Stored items
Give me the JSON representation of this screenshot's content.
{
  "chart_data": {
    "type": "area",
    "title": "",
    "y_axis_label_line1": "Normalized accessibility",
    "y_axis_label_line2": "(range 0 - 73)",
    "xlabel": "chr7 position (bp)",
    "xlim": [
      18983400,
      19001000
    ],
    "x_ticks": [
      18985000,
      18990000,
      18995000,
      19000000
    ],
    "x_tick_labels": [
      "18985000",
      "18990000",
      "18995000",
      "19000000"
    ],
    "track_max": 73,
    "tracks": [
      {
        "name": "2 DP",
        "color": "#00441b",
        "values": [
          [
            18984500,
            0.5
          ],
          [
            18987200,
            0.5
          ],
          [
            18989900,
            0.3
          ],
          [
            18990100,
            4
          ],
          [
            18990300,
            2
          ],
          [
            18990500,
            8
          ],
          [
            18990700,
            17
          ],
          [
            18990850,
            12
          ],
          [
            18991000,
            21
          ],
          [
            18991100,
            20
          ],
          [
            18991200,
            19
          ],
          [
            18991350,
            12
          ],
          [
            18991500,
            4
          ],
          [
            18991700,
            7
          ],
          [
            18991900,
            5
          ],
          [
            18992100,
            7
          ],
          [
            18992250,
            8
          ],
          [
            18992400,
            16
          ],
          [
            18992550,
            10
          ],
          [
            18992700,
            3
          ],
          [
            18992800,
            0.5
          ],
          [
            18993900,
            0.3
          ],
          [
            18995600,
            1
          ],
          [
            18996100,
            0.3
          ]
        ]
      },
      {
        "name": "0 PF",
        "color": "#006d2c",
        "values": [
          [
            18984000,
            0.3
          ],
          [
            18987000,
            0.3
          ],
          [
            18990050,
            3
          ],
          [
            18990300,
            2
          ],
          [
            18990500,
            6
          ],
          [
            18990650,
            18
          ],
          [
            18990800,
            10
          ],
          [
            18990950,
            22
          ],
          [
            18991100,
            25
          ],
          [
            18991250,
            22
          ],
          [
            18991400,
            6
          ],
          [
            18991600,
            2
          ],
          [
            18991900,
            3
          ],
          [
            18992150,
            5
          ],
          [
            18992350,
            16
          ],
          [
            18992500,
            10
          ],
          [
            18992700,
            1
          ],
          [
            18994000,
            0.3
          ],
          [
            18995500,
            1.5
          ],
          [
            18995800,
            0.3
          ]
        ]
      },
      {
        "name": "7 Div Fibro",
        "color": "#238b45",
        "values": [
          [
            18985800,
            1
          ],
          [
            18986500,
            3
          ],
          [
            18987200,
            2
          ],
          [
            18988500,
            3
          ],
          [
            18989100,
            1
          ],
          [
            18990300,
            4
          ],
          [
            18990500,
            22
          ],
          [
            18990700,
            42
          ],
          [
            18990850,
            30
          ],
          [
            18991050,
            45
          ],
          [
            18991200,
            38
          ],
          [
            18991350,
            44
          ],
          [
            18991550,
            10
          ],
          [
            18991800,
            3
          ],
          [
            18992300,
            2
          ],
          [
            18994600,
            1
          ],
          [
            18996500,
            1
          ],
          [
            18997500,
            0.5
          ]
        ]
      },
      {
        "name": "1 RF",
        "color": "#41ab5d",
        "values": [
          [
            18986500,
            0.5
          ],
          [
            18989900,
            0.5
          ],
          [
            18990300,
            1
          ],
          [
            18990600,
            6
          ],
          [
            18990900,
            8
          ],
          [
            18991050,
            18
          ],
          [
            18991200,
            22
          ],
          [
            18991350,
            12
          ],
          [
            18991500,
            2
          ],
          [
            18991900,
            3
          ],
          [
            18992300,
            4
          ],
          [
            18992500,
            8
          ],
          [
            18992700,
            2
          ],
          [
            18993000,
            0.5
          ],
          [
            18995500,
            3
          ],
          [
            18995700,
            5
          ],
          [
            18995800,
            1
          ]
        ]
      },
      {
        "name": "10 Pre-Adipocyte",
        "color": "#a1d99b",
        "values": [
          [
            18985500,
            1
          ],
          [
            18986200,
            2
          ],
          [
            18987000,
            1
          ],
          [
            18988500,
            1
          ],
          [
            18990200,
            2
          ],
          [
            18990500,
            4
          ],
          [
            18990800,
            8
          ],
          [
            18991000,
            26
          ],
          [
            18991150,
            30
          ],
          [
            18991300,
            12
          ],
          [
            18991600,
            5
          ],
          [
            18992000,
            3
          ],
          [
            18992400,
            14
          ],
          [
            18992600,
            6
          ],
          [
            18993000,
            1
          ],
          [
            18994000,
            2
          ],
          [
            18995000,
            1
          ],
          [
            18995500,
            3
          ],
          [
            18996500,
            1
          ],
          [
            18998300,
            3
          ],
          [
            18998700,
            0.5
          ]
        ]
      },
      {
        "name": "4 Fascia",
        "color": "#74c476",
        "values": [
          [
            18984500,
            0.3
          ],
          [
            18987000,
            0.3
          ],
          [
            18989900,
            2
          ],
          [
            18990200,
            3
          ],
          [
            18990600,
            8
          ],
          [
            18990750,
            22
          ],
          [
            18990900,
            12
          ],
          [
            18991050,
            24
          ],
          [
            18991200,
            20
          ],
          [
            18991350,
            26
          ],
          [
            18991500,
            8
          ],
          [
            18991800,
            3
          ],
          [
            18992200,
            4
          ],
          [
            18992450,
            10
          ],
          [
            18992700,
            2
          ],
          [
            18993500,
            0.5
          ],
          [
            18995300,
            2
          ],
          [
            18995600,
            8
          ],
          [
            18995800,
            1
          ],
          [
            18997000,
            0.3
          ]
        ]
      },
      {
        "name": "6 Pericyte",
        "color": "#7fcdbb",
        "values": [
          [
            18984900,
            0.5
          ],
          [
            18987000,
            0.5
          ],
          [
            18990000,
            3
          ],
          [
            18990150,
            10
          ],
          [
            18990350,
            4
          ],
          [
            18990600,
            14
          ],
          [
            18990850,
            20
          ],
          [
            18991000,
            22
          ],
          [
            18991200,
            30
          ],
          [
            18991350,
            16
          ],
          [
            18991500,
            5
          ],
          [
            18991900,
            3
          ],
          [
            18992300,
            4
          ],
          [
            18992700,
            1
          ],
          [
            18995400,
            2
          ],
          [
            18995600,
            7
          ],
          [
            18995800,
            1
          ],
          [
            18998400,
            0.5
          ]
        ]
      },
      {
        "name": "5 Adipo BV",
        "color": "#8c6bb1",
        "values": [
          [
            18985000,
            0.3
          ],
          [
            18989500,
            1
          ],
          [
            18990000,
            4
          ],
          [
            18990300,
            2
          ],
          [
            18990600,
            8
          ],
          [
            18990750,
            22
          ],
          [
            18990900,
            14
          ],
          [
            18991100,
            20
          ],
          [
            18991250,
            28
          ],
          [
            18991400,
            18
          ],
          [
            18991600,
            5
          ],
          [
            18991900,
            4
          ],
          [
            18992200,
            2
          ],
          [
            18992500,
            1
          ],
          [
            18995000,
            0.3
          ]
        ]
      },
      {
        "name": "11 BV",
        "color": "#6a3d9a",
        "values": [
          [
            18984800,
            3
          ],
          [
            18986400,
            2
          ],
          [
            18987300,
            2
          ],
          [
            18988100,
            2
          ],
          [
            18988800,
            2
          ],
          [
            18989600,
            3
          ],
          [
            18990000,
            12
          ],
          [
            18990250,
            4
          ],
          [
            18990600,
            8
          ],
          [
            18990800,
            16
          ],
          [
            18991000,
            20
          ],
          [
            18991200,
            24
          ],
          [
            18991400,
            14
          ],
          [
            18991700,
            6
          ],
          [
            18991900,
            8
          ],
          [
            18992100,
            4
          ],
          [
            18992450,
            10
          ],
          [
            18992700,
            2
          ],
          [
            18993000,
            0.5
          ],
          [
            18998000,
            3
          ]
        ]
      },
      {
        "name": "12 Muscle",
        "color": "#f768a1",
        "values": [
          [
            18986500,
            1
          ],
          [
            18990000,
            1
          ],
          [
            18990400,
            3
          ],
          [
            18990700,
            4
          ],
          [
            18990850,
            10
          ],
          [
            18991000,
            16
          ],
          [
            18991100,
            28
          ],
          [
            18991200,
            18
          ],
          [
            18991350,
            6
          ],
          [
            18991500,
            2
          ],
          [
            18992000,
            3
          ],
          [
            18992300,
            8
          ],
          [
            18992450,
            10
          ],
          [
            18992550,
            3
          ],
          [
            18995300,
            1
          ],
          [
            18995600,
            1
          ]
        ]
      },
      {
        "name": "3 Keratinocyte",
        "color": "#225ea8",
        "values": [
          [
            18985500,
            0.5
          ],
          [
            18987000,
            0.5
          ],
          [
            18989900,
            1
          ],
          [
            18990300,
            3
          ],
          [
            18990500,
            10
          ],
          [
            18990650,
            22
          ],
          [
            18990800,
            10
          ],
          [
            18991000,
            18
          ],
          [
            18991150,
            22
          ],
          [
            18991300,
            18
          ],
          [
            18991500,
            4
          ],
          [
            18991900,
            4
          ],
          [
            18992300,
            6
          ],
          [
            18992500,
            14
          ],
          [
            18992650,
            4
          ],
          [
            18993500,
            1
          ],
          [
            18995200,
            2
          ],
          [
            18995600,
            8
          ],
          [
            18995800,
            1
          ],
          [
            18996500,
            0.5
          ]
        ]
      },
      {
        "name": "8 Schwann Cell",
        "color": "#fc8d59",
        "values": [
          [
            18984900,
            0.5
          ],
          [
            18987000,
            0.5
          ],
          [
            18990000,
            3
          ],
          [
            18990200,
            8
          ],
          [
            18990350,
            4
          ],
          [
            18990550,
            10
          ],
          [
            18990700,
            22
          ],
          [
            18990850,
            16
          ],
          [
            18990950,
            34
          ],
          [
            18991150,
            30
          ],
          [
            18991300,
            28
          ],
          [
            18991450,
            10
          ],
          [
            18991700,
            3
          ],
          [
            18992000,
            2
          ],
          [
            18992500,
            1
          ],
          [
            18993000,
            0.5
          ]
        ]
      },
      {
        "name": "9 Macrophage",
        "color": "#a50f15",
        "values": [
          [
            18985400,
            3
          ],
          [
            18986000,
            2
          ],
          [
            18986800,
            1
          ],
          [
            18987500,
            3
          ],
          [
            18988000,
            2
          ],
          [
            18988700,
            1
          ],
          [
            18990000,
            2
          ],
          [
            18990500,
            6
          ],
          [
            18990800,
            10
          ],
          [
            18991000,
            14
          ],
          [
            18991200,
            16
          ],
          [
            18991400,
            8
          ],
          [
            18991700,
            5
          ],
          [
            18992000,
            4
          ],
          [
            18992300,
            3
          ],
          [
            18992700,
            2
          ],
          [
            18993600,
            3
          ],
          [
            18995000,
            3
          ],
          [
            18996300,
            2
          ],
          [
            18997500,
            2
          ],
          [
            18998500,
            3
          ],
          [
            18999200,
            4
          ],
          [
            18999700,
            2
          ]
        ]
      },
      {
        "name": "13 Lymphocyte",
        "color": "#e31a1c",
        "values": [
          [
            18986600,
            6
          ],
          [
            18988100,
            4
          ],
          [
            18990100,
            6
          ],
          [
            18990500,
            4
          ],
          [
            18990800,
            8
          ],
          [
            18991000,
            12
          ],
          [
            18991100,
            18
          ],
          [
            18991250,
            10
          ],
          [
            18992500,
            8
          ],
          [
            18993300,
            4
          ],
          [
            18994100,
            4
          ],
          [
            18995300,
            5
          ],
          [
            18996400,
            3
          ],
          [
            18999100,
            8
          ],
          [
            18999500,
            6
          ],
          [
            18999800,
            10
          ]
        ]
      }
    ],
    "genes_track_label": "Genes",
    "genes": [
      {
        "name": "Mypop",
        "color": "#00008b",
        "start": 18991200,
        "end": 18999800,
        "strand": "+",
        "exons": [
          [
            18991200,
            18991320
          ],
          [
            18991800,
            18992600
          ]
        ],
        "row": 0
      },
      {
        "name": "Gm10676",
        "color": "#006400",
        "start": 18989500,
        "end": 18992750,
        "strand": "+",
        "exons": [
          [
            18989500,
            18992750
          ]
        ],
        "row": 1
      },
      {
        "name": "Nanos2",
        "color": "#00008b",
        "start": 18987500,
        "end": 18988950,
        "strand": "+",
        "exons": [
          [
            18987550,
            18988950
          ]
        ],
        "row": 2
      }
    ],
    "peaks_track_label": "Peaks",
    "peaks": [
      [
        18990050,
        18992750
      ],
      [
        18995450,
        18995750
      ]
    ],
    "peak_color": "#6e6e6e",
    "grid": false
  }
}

▶ **WHAT IS NEEDED**
Pull out every line of the entries that includes the word "start".

▶ **RESPONSE AREA**
        "start": 18991200,
        "start": 18989500,
        "start": 18987500,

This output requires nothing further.